Stored data
** START **

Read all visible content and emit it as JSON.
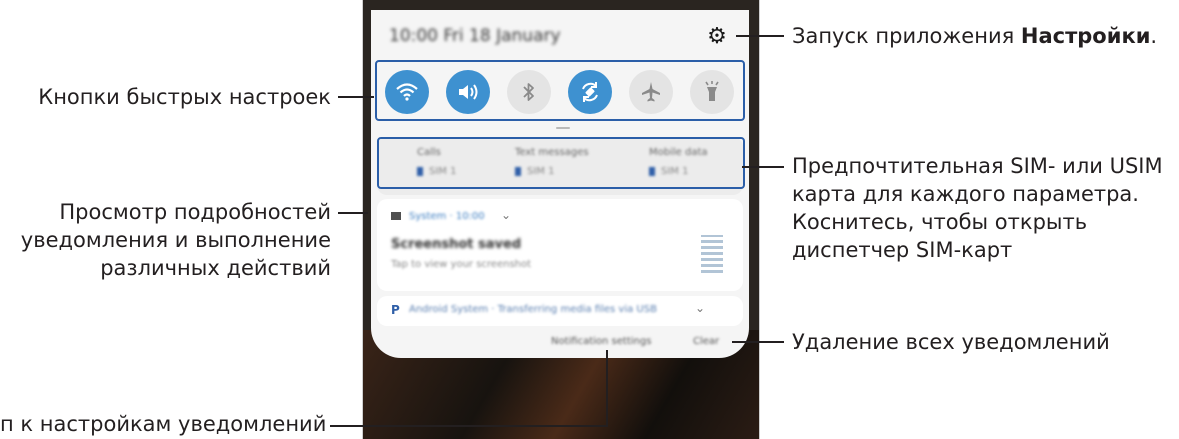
{
  "panel": {
    "status_text": "10:00  Fri 18 January",
    "settings_icon": "gear-icon",
    "quick_settings": [
      {
        "name": "wifi",
        "icon": "wifi-icon",
        "state": "on",
        "glyph": "◠"
      },
      {
        "name": "sound",
        "icon": "sound-icon",
        "state": "on",
        "glyph": "◀)"
      },
      {
        "name": "bluetooth",
        "icon": "bluetooth-icon",
        "state": "off",
        "glyph": "✱"
      },
      {
        "name": "auto-rotate",
        "icon": "rotate-icon",
        "state": "on",
        "glyph": "⟲"
      },
      {
        "name": "airplane",
        "icon": "airplane-icon",
        "state": "off",
        "glyph": "✈"
      },
      {
        "name": "flashlight",
        "icon": "flashlight-icon",
        "state": "off",
        "glyph": "♨"
      }
    ],
    "sim_prefs": [
      {
        "label": "Calls",
        "value": "SIM 1"
      },
      {
        "label": "Text messages",
        "value": "SIM 1"
      },
      {
        "label": "Mobile data",
        "value": "SIM 1"
      }
    ],
    "notification": {
      "app": "System · 10:00",
      "title": "Screenshot saved",
      "body": "Tap to view your screenshot"
    },
    "notification2": {
      "text": "Android System · Transferring media files via USB"
    },
    "buttons": {
      "settings": "Notification settings",
      "clear": "Clear"
    }
  },
  "callouts": {
    "settings": "Запуск приложения ",
    "settings_bold": "Настройки",
    "settings_end": ".",
    "quick": "Кнопки быстрых настроек",
    "sim_1": "Предпочтительная SIM- или USIM",
    "sim_2": "карта для каждого параметра.",
    "sim_3": "Коснитесь, чтобы открыть",
    "sim_4": "диспетчер SIM-карт",
    "detail_1": "Просмотр подробностей",
    "detail_2": "уведомления и выполнение",
    "detail_3": "различных действий",
    "clear": "Удаление всех уведомлений",
    "notif_settings": "п к настройкам уведомлений"
  }
}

** END **

Exercise. Return the listing above unchanged, apart from dropping its pictures.

Response to this task.
Read all visible content and emit it as JSON.
{
  "panel": {
    "status_text": "10:00  Fri 18 January",
    "settings_icon": "gear-icon",
    "quick_settings": [
      {
        "name": "wifi",
        "icon": "wifi-icon",
        "state": "on",
        "glyph": "◠"
      },
      {
        "name": "sound",
        "icon": "sound-icon",
        "state": "on",
        "glyph": "◀)"
      },
      {
        "name": "bluetooth",
        "icon": "bluetooth-icon",
        "state": "off",
        "glyph": "✱"
      },
      {
        "name": "auto-rotate",
        "icon": "rotate-icon",
        "state": "on",
        "glyph": "⟲"
      },
      {
        "name": "airplane",
        "icon": "airplane-icon",
        "state": "off",
        "glyph": "✈"
      },
      {
        "name": "flashlight",
        "icon": "flashlight-icon",
        "state": "off",
        "glyph": "♨"
      }
    ],
    "sim_prefs": [
      {
        "label": "Calls",
        "value": "SIM 1"
      },
      {
        "label": "Text messages",
        "value": "SIM 1"
      },
      {
        "label": "Mobile data",
        "value": "SIM 1"
      }
    ],
    "notification": {
      "app": "System · 10:00",
      "title": "Screenshot saved",
      "body": "Tap to view your screenshot"
    },
    "notification2": {
      "text": "Android System · Transferring media files via USB"
    },
    "buttons": {
      "settings": "Notification settings",
      "clear": "Clear"
    }
  },
  "callouts": {
    "settings": "Запуск приложения ",
    "settings_bold": "Настройки",
    "settings_end": ".",
    "quick": "Кнопки быстрых настроек",
    "sim_1": "Предпочтительная SIM- или USIM",
    "sim_2": "карта для каждого параметра.",
    "sim_3": "Коснитесь, чтобы открыть",
    "sim_4": "диспетчер SIM-карт",
    "detail_1": "Просмотр подробностей",
    "detail_2": "уведомления и выполнение",
    "detail_3": "различных действий",
    "clear": "Удаление всех уведомлений",
    "notif_settings": "п к настройкам уведомлений"
  }
}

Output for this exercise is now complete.